Copy every line from the records below that holds the word "Отключение".

^^^^^^^^

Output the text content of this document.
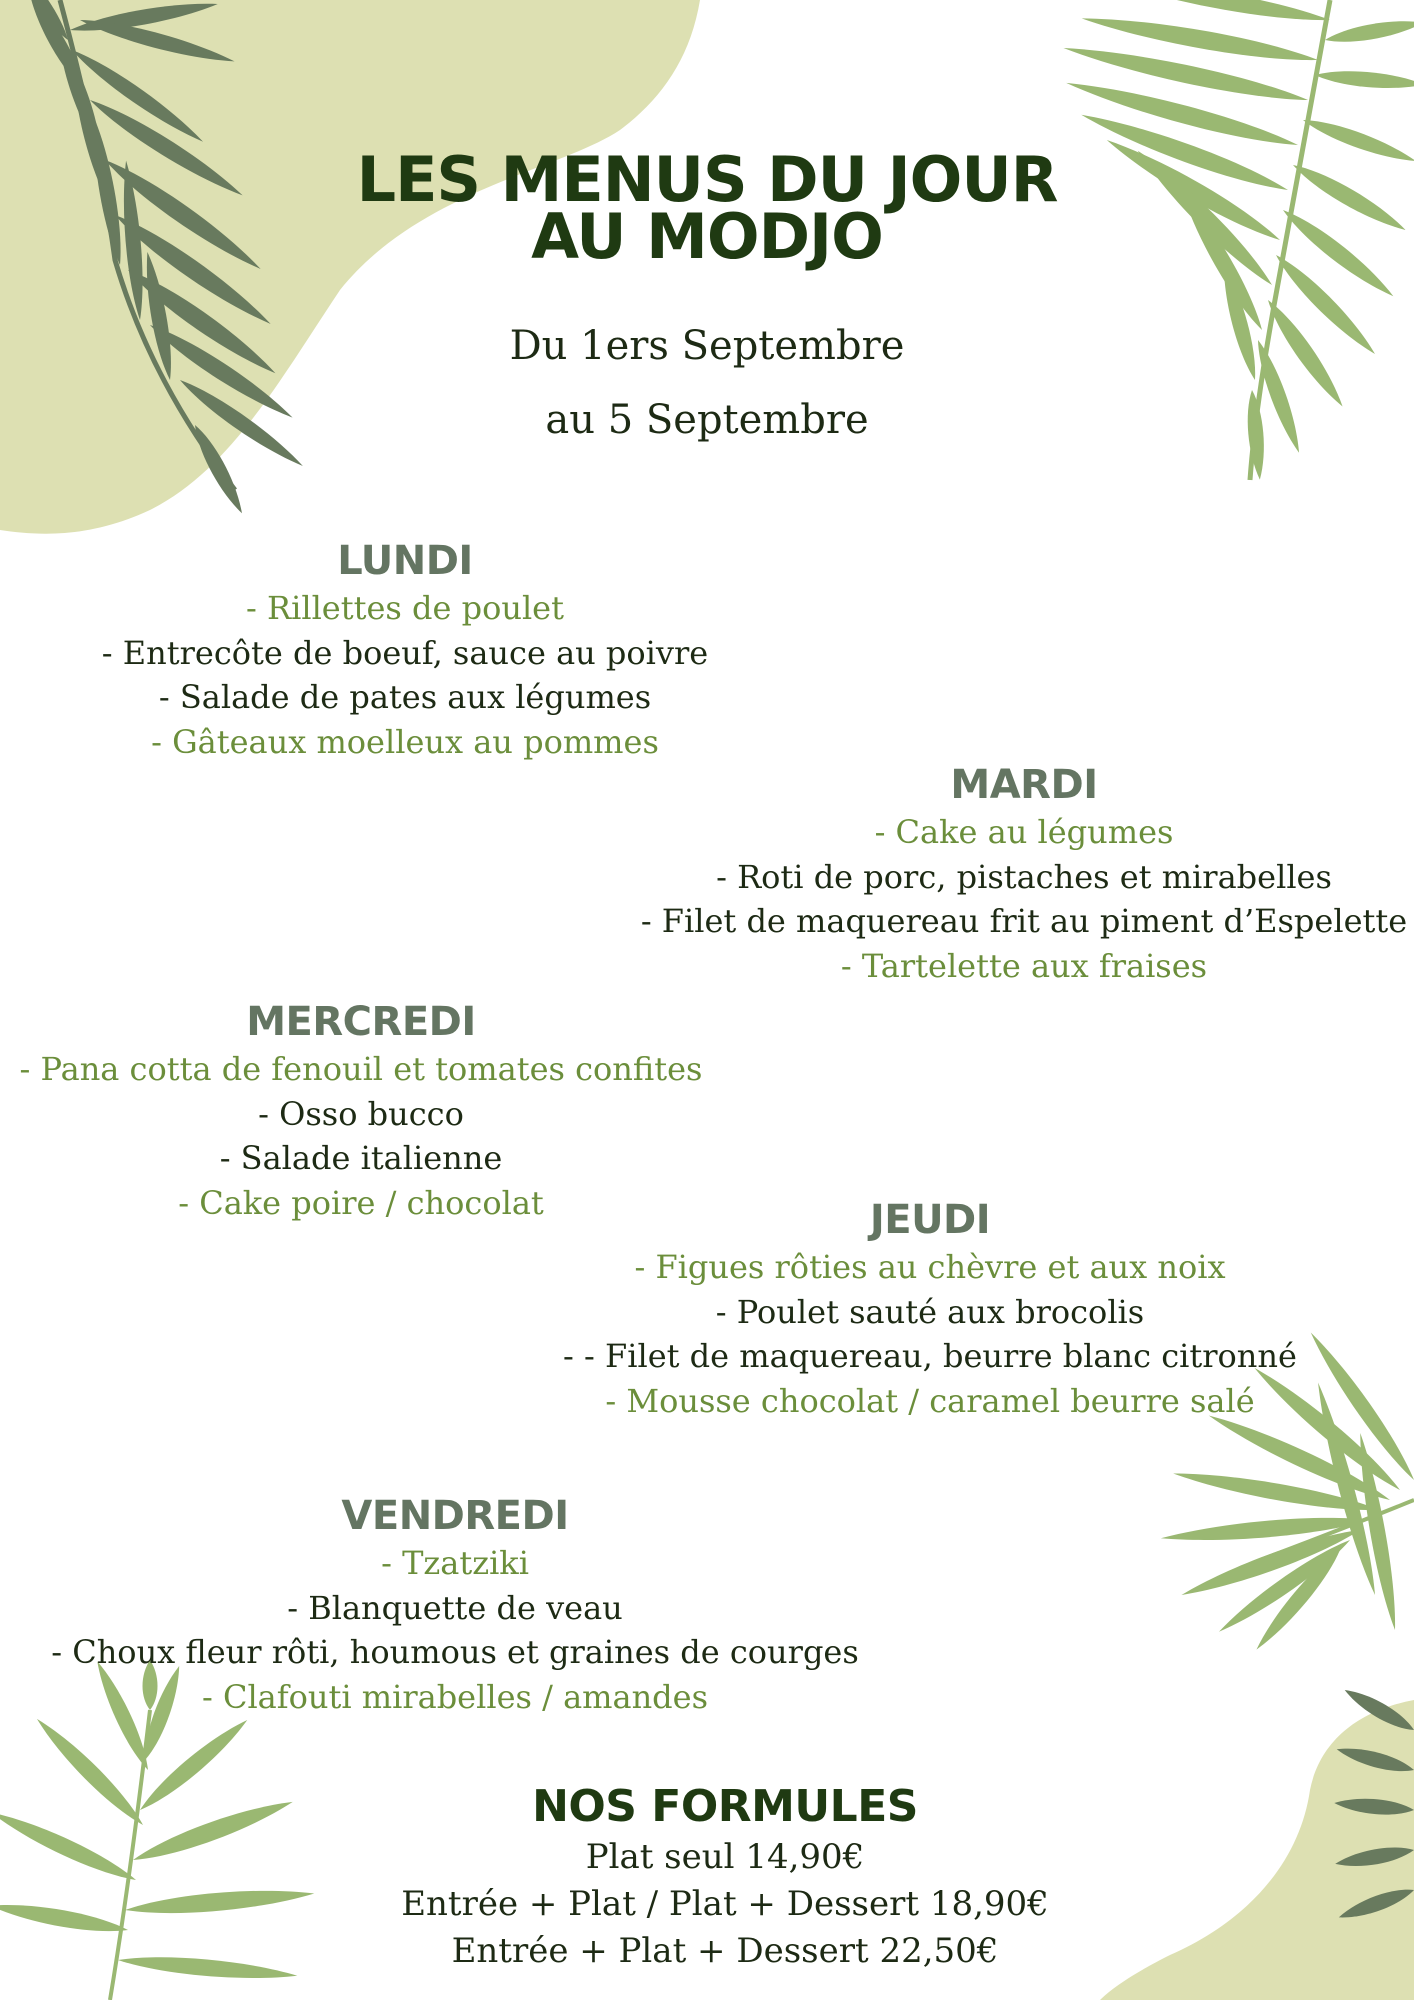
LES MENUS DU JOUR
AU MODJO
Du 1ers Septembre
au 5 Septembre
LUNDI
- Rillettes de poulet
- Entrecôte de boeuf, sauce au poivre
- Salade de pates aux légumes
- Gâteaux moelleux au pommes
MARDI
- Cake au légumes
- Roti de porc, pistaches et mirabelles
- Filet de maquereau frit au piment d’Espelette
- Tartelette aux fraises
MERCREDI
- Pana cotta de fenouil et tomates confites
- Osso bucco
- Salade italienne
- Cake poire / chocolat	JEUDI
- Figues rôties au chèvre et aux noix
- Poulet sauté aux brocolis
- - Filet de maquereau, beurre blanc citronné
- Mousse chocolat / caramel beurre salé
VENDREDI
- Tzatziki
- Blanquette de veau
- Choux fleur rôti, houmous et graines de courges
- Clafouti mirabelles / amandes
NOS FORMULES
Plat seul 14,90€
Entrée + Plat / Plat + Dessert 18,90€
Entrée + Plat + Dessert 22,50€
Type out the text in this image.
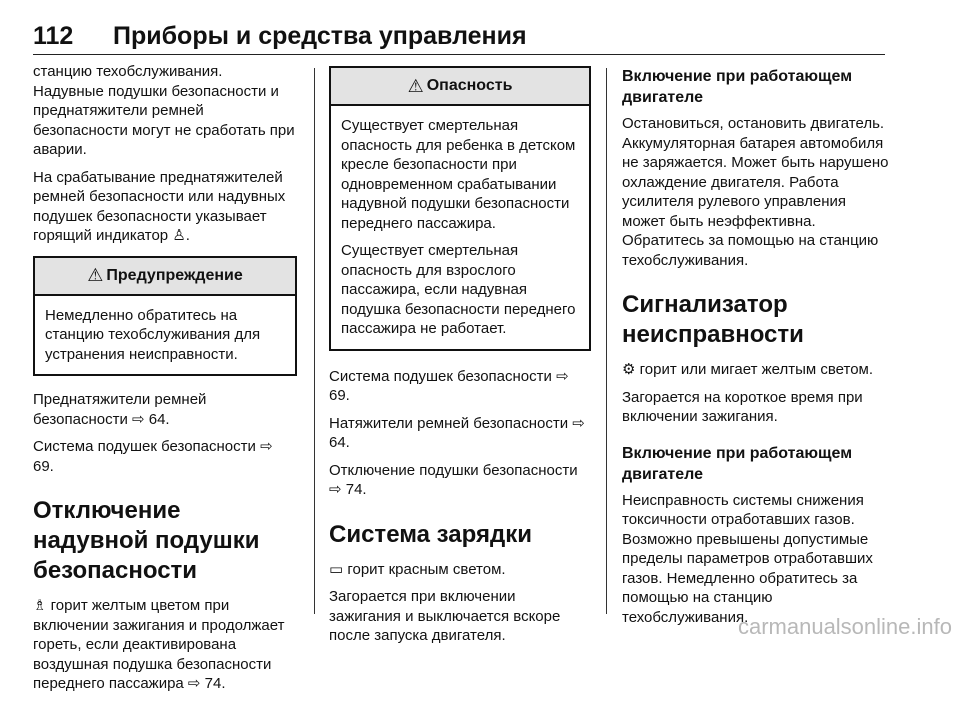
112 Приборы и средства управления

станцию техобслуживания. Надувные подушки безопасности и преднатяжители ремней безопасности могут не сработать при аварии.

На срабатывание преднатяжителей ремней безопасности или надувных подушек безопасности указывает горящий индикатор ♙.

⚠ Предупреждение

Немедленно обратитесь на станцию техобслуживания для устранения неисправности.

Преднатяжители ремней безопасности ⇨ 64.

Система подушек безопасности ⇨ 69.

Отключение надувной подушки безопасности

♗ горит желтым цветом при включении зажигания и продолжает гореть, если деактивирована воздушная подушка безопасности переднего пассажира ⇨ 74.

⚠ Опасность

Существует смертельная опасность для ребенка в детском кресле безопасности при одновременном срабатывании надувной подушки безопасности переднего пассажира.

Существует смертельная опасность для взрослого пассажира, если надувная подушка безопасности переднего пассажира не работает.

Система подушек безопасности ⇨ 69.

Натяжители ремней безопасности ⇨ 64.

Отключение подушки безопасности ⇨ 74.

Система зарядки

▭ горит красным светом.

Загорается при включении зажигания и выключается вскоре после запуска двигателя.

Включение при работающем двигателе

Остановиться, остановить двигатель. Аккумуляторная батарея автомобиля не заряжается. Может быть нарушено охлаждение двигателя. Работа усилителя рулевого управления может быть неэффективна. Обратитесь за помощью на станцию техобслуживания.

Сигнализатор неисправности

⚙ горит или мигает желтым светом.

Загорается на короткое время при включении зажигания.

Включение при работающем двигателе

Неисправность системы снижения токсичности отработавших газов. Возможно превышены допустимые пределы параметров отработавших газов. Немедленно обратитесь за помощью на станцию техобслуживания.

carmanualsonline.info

^^^^^^^^

> Solved exercise:
Отключение надувной подушки безопасности
Отключение подушки безопасности ⇨ 74.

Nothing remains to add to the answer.